[START Input for this task]

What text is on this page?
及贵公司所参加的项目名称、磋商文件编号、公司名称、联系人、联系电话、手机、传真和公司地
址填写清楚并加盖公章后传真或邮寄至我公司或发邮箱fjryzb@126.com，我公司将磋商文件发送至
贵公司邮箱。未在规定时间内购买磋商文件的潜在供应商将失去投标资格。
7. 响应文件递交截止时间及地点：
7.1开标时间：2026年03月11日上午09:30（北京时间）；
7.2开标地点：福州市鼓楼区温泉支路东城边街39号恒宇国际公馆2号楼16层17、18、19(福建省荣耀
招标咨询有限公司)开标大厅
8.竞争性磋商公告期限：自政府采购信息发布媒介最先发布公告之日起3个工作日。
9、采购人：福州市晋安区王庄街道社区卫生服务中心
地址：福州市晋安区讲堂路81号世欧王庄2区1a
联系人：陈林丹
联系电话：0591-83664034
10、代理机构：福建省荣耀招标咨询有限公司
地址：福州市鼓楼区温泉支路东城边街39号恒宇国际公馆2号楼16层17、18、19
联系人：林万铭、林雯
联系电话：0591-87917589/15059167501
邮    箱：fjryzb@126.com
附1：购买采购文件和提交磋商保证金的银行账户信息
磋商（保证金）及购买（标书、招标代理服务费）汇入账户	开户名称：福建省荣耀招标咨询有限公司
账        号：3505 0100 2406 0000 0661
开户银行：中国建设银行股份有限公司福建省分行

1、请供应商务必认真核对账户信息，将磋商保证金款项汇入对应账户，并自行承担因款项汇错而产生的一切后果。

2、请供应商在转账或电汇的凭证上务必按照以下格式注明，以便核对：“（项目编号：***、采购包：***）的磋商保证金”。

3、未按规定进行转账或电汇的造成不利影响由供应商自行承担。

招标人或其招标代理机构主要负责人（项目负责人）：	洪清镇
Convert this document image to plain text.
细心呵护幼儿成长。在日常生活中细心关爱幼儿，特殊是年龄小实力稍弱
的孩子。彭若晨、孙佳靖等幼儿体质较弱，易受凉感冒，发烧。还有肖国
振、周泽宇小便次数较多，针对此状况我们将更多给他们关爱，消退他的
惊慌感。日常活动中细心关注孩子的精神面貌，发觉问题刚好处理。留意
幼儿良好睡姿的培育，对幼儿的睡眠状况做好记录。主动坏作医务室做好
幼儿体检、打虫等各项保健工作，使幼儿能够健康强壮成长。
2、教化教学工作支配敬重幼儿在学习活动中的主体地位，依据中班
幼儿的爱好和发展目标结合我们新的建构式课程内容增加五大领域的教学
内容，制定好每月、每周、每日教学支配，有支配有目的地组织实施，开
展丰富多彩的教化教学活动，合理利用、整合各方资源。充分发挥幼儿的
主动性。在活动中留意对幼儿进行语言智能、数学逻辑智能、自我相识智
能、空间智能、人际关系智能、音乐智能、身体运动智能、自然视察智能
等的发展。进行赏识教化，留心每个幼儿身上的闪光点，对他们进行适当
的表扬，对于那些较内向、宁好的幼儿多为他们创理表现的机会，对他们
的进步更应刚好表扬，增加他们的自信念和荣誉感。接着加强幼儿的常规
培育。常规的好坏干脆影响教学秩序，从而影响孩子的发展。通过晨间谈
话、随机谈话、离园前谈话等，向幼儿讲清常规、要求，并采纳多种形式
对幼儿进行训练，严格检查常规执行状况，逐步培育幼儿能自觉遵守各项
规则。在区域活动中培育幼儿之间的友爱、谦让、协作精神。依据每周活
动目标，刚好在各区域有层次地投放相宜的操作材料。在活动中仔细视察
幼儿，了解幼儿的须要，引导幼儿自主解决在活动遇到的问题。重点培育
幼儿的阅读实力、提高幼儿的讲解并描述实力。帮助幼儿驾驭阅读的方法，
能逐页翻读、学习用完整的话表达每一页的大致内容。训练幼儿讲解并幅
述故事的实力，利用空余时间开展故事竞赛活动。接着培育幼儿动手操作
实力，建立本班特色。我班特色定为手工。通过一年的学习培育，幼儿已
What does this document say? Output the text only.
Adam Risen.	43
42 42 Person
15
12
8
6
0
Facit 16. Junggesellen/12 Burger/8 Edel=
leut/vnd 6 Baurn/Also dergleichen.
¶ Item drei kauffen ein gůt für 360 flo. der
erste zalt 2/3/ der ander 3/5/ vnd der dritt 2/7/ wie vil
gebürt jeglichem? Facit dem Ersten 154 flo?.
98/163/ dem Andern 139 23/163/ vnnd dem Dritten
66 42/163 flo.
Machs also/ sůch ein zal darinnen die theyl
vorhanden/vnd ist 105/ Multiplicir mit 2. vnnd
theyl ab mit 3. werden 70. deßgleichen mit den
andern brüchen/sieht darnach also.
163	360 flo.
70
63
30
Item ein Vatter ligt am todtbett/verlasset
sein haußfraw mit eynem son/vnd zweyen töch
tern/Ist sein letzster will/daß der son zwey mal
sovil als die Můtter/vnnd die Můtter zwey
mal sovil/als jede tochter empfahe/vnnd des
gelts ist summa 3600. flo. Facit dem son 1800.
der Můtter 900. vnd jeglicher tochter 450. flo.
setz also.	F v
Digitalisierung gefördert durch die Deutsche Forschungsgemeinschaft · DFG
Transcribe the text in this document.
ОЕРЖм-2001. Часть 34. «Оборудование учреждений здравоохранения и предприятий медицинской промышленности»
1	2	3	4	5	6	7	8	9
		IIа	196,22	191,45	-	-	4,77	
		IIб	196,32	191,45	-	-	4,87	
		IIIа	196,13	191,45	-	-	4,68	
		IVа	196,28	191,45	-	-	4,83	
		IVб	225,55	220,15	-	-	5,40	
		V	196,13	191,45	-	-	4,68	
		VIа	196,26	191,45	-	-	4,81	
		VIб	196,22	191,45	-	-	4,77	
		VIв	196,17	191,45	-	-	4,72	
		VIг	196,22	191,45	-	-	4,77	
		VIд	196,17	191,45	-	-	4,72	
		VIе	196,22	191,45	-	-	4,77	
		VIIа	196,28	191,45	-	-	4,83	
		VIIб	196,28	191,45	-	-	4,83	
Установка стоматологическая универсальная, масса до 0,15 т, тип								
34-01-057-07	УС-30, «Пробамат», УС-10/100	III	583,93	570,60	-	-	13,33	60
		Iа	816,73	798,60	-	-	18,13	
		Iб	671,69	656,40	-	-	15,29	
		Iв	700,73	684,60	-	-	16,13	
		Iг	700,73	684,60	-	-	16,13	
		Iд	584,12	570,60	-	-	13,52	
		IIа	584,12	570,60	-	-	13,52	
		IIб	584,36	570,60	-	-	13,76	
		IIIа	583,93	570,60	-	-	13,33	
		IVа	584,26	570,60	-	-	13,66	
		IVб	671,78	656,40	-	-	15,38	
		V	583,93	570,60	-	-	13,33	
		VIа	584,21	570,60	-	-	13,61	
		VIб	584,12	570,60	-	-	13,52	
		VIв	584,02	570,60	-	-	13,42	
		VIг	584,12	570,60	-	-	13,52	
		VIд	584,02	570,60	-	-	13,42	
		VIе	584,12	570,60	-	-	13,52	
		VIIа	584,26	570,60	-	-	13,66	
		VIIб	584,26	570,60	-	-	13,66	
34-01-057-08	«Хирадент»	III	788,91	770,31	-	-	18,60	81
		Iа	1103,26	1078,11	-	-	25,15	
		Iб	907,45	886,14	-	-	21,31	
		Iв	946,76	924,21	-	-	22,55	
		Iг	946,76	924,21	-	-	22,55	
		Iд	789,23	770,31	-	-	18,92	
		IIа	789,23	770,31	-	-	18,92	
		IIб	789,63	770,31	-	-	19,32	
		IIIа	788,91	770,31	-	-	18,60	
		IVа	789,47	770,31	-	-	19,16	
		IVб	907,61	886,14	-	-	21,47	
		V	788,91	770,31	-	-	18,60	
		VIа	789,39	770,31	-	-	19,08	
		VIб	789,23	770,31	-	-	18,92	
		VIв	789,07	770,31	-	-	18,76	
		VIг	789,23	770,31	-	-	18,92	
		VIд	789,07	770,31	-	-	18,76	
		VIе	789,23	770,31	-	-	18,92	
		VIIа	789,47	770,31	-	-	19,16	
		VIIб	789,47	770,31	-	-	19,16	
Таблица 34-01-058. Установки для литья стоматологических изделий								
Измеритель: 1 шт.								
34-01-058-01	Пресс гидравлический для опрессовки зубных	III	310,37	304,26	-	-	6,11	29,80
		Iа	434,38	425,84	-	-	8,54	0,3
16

[END Input for this task]

# Exercise goal
Each line above that holds the string "VIIб" should be copied and shown.

# The result
		VIIб	196,28	191,45	-	-	4,83	
		VIIб	584,26	570,60	-	-	13,66	
		VIIб	789,47	770,31	-	-	19,16	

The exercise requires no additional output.